- **WHAT YOU NEED TO DO**
Go through the listing below and gather every line with the word "Overshoot".

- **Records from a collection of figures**
* START *

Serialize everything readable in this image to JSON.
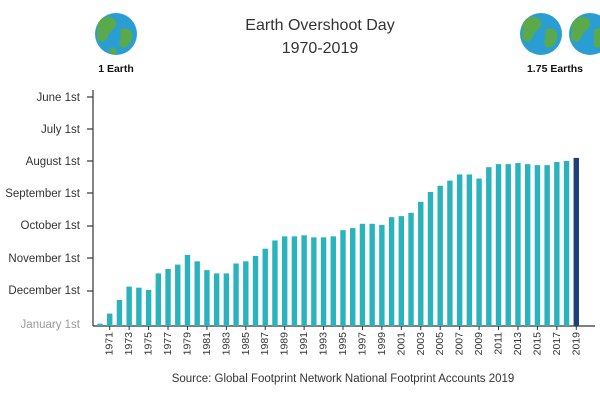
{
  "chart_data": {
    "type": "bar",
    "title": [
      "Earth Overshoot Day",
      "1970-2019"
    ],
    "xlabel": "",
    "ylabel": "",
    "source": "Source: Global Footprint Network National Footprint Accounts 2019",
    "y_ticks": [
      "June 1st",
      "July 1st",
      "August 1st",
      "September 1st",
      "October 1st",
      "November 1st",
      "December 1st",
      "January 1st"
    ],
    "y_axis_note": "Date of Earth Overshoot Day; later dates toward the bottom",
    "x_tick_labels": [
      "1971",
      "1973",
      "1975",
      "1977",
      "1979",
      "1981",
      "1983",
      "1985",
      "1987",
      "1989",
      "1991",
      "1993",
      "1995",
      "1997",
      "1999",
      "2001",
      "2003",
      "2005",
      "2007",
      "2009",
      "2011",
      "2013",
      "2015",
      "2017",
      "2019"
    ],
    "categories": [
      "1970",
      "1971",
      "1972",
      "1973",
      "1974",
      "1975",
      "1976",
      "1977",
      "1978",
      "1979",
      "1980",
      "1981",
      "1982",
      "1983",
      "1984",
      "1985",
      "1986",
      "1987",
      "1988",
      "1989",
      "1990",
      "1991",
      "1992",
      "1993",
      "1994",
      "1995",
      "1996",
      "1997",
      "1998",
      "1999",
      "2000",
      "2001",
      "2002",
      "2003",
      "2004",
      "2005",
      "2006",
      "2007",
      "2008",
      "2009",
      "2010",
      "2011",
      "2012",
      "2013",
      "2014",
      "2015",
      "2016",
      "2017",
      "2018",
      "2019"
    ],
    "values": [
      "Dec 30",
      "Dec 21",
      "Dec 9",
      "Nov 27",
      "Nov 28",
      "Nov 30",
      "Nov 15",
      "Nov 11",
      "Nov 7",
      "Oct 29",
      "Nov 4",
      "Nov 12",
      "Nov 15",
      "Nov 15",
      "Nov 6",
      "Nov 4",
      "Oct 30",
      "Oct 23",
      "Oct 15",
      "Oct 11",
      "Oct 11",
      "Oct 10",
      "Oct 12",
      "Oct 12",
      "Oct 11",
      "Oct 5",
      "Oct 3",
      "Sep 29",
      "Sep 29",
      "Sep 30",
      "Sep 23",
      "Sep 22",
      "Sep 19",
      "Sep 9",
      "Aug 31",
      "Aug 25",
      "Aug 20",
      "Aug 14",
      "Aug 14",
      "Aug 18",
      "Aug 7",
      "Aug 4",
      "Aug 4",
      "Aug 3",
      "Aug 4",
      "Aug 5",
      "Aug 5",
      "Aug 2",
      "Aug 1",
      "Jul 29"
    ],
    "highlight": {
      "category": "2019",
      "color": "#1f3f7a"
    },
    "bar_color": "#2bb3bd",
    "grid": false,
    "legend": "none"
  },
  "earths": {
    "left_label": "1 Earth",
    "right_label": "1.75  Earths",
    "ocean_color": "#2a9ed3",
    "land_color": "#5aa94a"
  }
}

* END *

- **RESPONSE**
      "Earth Overshoot Day",
    "y_axis_note": "Date of Earth Overshoot Day; later dates toward the bottom",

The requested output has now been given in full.